Goal ::
Give the number of lines that include the string "Energy", nothing more.

** BEGIN **

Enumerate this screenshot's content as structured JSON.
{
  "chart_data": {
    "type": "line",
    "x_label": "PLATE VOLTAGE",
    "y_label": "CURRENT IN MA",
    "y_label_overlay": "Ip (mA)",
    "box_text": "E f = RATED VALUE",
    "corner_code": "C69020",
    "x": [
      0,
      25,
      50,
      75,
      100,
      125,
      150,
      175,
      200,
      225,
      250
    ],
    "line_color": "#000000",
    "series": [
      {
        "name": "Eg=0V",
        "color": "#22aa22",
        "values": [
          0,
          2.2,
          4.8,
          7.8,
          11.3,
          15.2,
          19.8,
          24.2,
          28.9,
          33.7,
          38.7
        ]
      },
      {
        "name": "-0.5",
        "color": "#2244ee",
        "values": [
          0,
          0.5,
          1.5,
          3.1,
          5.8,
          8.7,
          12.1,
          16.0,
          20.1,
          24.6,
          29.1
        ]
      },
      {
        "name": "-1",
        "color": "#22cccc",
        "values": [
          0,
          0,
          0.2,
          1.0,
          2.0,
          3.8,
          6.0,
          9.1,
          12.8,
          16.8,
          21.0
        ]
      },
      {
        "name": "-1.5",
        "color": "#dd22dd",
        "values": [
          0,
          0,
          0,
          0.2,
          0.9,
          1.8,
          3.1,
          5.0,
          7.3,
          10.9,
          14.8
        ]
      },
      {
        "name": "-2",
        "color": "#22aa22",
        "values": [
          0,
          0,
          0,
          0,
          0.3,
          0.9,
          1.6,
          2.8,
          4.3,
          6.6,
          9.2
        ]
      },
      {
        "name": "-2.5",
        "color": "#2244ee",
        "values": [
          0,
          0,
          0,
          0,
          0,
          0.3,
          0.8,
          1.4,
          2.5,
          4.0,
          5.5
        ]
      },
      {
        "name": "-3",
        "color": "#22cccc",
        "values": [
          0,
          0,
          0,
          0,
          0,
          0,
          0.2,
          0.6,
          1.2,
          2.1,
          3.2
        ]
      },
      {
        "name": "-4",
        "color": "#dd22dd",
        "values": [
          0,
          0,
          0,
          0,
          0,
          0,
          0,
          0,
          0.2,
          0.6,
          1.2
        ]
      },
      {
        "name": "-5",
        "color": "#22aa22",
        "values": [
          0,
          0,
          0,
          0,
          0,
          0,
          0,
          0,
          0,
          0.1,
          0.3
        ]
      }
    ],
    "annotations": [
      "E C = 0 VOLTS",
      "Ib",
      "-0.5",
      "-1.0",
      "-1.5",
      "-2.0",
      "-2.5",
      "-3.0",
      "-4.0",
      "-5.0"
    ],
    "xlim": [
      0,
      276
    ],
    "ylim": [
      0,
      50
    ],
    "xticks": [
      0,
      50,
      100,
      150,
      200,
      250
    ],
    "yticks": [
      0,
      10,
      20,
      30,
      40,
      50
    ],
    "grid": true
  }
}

** END **
** BEGIN **

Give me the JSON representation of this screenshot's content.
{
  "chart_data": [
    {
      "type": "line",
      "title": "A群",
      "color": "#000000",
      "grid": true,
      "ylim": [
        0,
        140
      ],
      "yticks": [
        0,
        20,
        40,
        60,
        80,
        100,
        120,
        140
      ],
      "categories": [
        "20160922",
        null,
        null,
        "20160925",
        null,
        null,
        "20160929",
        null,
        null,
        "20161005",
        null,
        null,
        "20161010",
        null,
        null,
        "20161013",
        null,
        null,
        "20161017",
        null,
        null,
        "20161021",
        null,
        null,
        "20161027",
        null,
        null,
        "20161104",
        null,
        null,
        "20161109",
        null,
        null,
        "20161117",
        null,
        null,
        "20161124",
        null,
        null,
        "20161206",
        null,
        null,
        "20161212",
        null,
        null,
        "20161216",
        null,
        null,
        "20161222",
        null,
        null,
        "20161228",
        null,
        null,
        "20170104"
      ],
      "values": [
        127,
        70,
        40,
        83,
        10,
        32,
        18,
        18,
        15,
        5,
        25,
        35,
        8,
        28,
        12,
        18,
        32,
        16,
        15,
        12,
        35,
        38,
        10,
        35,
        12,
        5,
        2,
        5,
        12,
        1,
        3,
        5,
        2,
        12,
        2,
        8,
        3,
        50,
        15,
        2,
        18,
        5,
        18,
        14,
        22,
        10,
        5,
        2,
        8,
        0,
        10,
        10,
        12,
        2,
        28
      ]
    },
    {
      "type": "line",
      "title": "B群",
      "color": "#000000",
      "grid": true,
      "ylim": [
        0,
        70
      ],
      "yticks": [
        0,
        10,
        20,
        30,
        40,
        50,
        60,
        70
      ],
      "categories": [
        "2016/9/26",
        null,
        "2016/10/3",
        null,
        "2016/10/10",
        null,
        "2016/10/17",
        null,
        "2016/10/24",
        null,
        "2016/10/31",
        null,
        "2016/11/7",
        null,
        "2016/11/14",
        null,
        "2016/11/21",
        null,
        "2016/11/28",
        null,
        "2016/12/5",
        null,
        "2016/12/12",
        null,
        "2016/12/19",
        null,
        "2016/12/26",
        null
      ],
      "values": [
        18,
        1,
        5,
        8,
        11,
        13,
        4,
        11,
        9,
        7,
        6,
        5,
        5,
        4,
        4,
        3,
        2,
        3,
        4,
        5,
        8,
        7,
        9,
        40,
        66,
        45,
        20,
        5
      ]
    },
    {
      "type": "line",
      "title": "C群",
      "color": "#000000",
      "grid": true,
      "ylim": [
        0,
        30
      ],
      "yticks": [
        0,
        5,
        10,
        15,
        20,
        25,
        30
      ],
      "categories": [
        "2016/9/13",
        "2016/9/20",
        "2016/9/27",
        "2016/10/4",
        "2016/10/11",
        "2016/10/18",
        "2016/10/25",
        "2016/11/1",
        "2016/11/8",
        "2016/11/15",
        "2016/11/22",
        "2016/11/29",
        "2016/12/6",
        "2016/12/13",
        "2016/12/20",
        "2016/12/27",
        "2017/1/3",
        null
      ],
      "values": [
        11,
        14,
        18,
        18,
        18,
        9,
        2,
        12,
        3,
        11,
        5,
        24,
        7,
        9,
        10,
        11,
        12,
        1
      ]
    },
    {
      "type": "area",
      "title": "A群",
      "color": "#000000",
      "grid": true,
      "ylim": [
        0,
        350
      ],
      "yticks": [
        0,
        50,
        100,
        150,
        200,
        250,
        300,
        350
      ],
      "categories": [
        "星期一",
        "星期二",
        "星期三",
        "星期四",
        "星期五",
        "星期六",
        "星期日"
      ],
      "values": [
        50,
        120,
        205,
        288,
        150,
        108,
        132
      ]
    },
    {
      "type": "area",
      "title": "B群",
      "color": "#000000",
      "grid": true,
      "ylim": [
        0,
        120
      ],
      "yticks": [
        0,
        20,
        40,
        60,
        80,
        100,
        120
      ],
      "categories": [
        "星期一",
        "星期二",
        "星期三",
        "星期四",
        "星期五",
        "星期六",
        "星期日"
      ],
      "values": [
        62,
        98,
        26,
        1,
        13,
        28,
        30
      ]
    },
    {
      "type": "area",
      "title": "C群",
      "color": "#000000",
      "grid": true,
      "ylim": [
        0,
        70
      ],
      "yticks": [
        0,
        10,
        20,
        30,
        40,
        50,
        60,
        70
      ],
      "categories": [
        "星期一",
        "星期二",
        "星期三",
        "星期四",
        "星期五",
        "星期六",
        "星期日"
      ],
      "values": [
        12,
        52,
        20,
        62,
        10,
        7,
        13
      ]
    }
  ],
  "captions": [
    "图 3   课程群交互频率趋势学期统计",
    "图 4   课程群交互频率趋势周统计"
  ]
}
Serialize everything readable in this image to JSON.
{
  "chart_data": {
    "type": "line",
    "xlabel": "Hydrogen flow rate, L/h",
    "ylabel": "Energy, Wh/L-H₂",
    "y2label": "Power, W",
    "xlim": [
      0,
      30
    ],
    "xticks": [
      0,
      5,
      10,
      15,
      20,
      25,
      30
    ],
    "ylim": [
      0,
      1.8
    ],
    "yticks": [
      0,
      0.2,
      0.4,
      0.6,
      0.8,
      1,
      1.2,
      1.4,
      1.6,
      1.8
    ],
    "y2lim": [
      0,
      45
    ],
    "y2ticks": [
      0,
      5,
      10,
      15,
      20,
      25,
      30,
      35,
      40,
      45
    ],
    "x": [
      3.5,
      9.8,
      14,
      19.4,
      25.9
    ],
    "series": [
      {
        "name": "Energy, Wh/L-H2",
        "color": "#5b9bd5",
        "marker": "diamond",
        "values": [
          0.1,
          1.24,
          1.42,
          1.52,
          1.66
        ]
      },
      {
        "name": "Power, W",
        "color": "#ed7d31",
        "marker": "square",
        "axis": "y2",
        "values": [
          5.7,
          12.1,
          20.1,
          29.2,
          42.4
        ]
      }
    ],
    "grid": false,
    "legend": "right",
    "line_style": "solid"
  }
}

** END **

Result for this exercise ::
2